> To be done
Write out the lines below word for word, leaving out the pictures.
━━━ Data to use
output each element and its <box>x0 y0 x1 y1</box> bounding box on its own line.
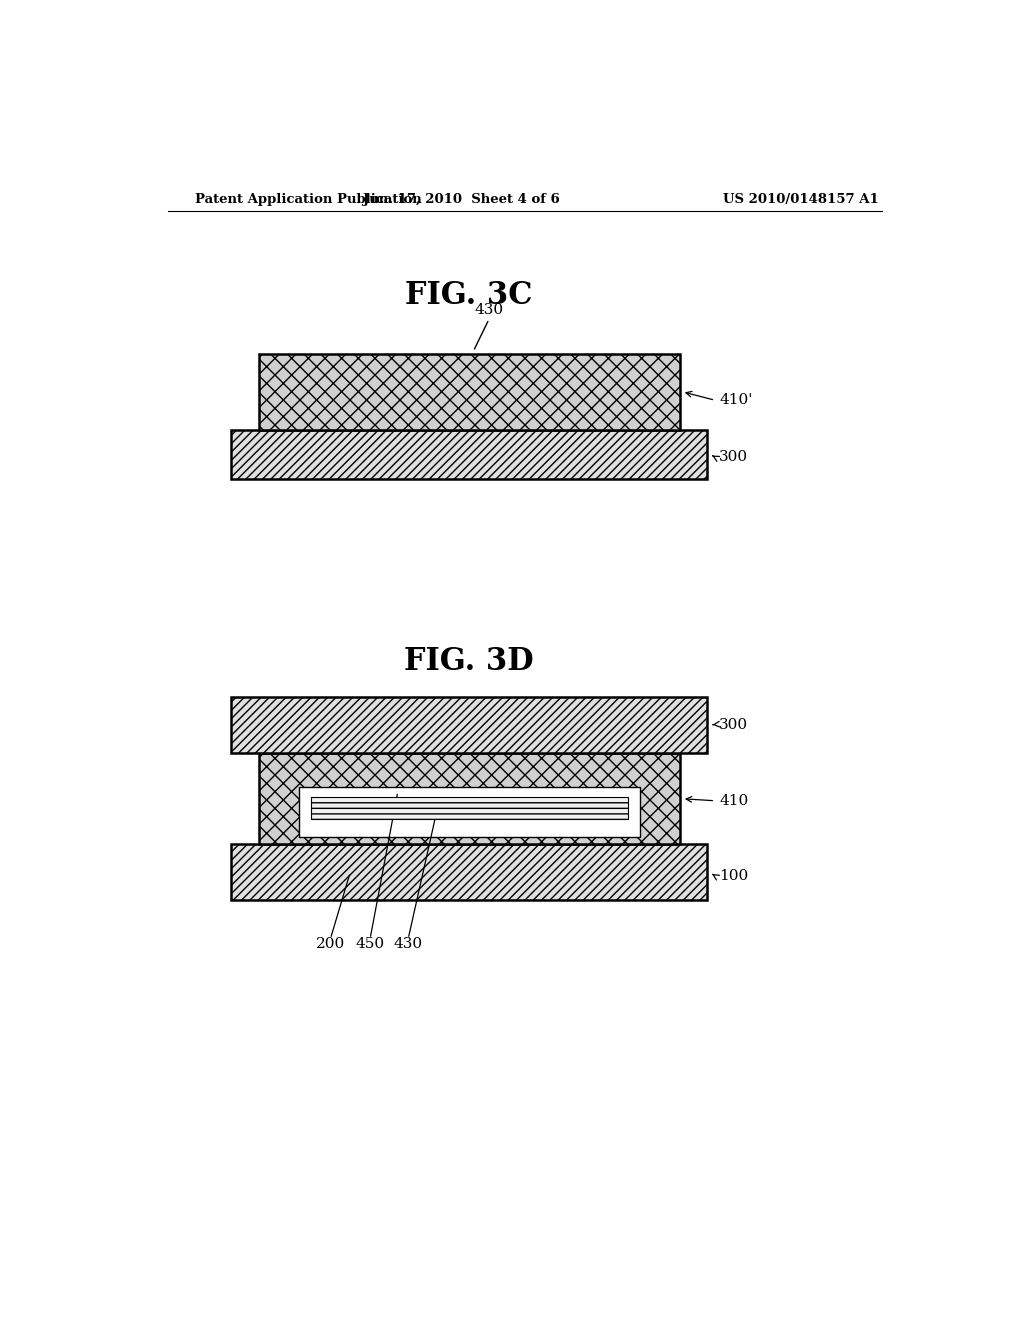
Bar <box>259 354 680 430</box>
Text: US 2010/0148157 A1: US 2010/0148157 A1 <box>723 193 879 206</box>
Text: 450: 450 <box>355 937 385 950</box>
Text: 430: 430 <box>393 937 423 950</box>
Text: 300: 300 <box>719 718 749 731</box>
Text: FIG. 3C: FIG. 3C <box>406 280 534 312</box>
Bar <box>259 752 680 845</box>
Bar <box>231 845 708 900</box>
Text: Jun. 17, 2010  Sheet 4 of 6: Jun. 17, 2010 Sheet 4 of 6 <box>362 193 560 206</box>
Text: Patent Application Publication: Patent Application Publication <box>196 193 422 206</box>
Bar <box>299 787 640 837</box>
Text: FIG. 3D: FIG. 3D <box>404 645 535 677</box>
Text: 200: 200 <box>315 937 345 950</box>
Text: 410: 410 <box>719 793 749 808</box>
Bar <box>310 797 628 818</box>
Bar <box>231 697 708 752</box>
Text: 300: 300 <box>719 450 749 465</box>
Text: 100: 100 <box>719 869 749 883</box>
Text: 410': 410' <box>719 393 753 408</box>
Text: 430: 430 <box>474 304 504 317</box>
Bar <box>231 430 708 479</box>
━━━━━━
> Task response
output each element and its <box>x0 y0 x1 y1</box> bounding box on its own line.
Bar <box>259 354 680 430</box>
Text: US 2010/0148157 A1: US 2010/0148157 A1 <box>723 193 879 206</box>
Text: 450: 450 <box>355 937 385 950</box>
Text: 430: 430 <box>393 937 423 950</box>
Text: 300: 300 <box>719 718 749 731</box>
Text: FIG. 3C: FIG. 3C <box>406 280 534 312</box>
Bar <box>259 752 680 845</box>
Bar <box>231 845 708 900</box>
Text: Jun. 17, 2010  Sheet 4 of 6: Jun. 17, 2010 Sheet 4 of 6 <box>362 193 560 206</box>
Text: Patent Application Publication: Patent Application Publication <box>196 193 422 206</box>
Bar <box>299 787 640 837</box>
Text: FIG. 3D: FIG. 3D <box>404 645 535 677</box>
Text: 200: 200 <box>315 937 345 950</box>
Text: 410: 410 <box>719 793 749 808</box>
Bar <box>310 797 628 818</box>
Bar <box>231 697 708 752</box>
Text: 300: 300 <box>719 450 749 465</box>
Text: 100: 100 <box>719 869 749 883</box>
Text: 410': 410' <box>719 393 753 408</box>
Text: 430: 430 <box>474 304 504 317</box>
Bar <box>231 430 708 479</box>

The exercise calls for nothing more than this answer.